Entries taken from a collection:
________________________

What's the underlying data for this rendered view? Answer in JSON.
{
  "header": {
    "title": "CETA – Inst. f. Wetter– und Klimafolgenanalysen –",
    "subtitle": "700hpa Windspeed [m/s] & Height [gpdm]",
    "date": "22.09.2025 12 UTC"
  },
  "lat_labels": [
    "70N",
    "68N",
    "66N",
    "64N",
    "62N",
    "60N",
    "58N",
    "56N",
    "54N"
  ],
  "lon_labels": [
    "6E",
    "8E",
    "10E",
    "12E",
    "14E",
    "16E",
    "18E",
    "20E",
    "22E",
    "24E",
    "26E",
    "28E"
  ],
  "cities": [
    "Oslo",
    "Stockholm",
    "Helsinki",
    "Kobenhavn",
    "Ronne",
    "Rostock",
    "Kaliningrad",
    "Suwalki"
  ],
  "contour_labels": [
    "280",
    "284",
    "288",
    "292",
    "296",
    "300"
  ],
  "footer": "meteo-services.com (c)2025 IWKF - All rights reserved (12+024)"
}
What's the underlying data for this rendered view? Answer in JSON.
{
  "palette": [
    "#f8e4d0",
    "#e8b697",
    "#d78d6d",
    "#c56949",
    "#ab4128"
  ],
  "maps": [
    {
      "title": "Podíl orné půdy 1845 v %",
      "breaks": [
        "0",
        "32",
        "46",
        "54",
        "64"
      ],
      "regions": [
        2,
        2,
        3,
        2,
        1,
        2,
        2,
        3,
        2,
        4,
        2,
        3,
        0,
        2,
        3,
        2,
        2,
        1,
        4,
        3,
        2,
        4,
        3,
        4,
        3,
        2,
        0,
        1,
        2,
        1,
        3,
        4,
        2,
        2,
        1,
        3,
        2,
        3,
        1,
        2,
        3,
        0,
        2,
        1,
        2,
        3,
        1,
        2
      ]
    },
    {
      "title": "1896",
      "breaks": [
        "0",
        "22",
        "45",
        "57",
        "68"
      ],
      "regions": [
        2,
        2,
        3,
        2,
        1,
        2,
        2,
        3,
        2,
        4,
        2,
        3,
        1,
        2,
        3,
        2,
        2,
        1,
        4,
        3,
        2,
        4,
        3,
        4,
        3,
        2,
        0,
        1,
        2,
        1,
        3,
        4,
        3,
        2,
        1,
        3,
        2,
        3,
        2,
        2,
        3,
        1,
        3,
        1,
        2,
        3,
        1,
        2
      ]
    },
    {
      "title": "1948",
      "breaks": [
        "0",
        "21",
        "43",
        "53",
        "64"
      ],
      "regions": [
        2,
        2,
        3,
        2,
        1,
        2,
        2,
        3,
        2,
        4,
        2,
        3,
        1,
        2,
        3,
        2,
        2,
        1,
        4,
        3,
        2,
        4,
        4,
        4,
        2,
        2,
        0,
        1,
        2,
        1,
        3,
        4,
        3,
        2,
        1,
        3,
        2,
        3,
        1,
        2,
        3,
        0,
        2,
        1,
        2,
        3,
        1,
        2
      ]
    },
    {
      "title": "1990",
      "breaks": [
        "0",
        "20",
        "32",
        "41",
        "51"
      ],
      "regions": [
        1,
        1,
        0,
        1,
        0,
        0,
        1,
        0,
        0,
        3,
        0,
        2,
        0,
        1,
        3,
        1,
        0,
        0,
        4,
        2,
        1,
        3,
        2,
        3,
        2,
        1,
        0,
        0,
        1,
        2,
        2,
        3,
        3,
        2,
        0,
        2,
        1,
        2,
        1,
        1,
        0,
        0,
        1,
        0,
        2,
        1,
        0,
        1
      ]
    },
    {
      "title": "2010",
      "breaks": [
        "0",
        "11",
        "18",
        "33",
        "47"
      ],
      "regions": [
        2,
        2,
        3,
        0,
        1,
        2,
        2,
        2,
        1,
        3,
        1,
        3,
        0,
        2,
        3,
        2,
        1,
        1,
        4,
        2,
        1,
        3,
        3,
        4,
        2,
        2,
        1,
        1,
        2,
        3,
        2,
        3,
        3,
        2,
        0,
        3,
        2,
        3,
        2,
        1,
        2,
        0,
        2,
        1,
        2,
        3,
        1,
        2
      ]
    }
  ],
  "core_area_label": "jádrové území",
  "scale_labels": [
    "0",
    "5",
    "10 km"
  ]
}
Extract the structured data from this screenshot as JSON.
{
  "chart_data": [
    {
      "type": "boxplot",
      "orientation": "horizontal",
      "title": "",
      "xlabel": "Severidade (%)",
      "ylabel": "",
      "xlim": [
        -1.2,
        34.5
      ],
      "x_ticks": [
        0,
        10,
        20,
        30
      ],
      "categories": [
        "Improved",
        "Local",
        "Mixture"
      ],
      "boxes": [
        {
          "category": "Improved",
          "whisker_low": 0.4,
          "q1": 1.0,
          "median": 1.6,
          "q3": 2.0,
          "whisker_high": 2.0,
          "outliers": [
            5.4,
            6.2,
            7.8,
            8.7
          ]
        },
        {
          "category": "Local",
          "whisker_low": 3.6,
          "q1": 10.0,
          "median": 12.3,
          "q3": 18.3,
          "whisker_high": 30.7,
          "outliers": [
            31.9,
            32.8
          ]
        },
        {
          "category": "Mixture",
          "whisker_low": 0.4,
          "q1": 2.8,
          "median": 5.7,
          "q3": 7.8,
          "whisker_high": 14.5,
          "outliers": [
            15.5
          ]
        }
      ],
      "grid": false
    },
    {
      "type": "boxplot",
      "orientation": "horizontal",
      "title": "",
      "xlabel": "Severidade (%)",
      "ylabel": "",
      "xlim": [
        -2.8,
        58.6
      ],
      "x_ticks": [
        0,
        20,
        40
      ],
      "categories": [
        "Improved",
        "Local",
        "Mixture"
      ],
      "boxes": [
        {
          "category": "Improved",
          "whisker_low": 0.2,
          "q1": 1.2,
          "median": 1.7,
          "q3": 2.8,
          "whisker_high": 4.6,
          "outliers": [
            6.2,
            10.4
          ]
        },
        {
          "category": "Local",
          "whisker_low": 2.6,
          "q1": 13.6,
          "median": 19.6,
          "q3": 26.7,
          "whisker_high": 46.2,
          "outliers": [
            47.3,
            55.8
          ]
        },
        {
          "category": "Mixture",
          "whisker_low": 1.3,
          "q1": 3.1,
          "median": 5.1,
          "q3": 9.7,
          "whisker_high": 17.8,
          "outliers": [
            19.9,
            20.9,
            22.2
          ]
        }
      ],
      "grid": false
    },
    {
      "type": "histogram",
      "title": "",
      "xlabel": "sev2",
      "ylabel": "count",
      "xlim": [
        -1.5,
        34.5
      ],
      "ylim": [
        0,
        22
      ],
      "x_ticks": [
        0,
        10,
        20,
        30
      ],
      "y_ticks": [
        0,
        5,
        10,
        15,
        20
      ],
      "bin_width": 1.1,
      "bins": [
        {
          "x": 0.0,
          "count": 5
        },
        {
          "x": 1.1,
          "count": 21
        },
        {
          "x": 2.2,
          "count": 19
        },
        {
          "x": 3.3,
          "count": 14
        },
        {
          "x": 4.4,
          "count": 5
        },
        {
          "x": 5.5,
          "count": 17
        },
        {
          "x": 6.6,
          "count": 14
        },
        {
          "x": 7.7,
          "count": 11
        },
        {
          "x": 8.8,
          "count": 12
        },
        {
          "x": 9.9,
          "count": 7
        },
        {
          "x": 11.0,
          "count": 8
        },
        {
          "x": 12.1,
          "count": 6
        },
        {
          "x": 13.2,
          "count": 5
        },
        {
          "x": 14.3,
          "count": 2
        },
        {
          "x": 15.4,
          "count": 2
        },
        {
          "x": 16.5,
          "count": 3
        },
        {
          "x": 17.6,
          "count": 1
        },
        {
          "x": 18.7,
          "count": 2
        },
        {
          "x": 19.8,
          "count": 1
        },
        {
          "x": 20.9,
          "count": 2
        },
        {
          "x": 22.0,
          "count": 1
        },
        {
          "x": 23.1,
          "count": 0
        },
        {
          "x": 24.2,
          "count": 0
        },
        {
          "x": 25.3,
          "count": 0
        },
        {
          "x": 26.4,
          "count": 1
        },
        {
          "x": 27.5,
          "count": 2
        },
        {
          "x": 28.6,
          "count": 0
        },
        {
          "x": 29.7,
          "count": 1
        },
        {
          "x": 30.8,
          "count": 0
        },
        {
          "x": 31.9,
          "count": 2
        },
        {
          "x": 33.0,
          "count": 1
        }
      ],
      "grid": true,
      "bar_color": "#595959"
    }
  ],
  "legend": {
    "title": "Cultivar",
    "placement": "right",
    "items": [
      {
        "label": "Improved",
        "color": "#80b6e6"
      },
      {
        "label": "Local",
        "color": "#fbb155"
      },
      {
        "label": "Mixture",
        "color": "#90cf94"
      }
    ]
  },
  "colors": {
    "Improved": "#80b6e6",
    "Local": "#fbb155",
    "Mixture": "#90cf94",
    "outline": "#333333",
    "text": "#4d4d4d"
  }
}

________________________

Check each line of the records for the word "median" and extract those that contain it.

          "median": 1.6,
          "median": 12.3,
          "median": 5.7,
          "median": 1.7,
          "median": 19.6,
          "median": 5.1,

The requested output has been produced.